Dataset items

———

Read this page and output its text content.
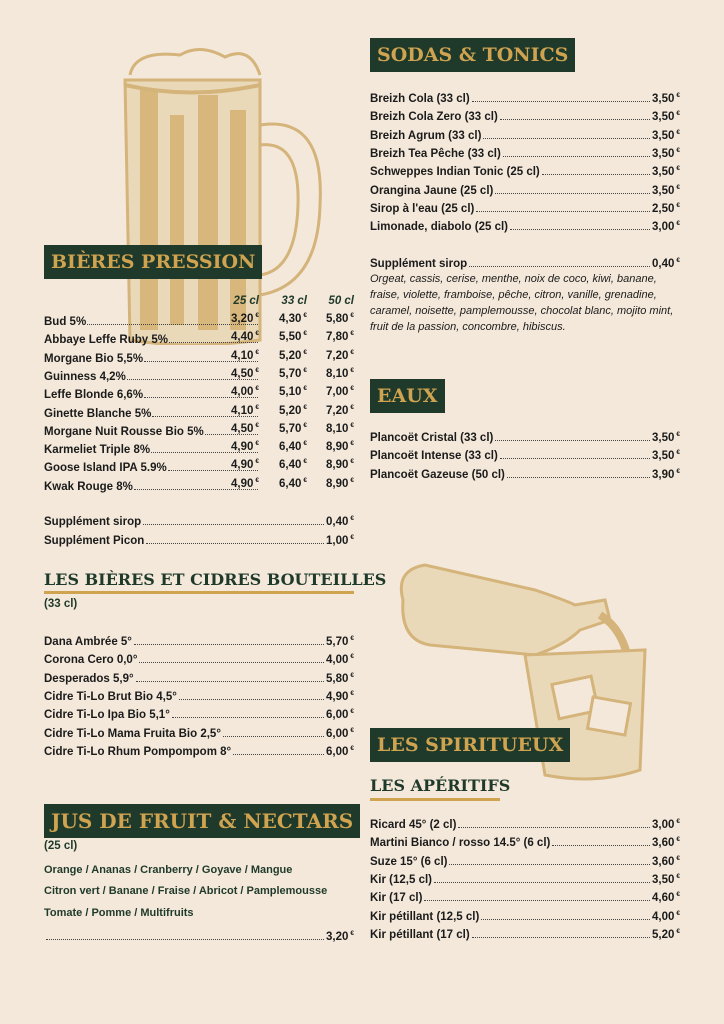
SODAS & TONICS
Breizh Cola (33 cl)	3,50 €
Breizh Cola Zero (33 cl)	3,50 €
Breizh Agrum (33 cl)	3,50 €
Breizh Tea Pêche (33 cl)	3,50 €
Schweppes Indian Tonic (25 cl)	3,50 €
Orangina Jaune (25 cl)	3,50 €
Sirop à l'eau (25 cl)	2,50 €
Limonade, diabolo (25 cl)	3,00 €
Supplément sirop	0,40 €
Orgeat, cassis, cerise, menthe, noix de coco, kiwi, banane, fraise, violette, framboise, pêche, citron, vanille, grenadine, caramel, noisette, pamplemousse, chocolat blanc, mojito mint, fruit de la passion, concombre, hibiscus.
EAUX
Plancoët Cristal (33 cl)	3,50 €
Plancoët Intense (33 cl)	3,50 €
Plancoët Gazeuse (50 cl)	3,90 €
LES SPIRITUEUX
LES APÉRITIFS
Ricard 45° (2 cl)	3,00 €
Martini Bianco / rosso 14.5° (6 cl)	3,60 €
Suze 15° (6 cl)	3,60 €
Kir (12,5 cl)	3,50 €
Kir (17 cl)	4,60 €
Kir pétillant (12,5 cl)	4,00 €
Kir pétillant (17 cl)	5,20 €
BIÈRES PRESSION
25 cl	33 cl	50 cl
Bud 5%	3,20 €	4,30 €	5,80 €
Abbaye Leffe Ruby 5%	4,40 €	5,50 €	7,80 €
Morgane Bio 5,5%	4,10 €	5,20 €	7,20 €
Guinness 4,2%	4,50 €	5,70 €	8,10 €
Leffe Blonde 6,6%	4,00 €	5,10 €	7,00 €
Ginette Blanche 5%	4,10 €	5,20 €	7,20 €
Morgane Nuit Rousse Bio 5%	4,50 €	5,70 €	8,10 €
Karmeliet Triple 8%	4,90 €	6,40 €	8,90 €
Goose Island IPA 5.9%	4,90 €	6,40 €	8,90 €
Kwak Rouge 8%	4,90 €	6,40 €	8,90 €
Supplément sirop	0,40 €
Supplément Picon	1,00 €
LES BIÈRES ET CIDRES BOUTEILLES
(33 cl)
Dana Ambrée 5°	5,70 €
Corona Cero 0,0°	4,00 €
Desperados 5,9°	5,80 €
Cidre Ti-Lo Brut Bio 4,5°	4,90 €
Cidre Ti-Lo Ipa Bio 5,1°	6,00 €
Cidre Ti-Lo Mama Fruita Bio 2,5°	6,00 €
Cidre Ti-Lo Rhum Pompompom 8°	6,00 €
JUS DE FRUIT & NECTARS
(25 cl)
Orange / Ananas / Cranberry / Goyave / Mangue
Citron vert / Banane / Fraise / Abricot / Pamplemousse
Tomate / Pomme / Multifruits
3,20 €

———

▶ EXERCISE REQUIREMENTS: Search the entries for the string "Breizh" and collect each line that has it.

▶ SOLUTION:
Breizh Cola (33 cl)	3,50 €
Breizh Cola Zero (33 cl)	3,50 €
Breizh Agrum (33 cl)	3,50 €
Breizh Tea Pêche (33 cl)	3,50 €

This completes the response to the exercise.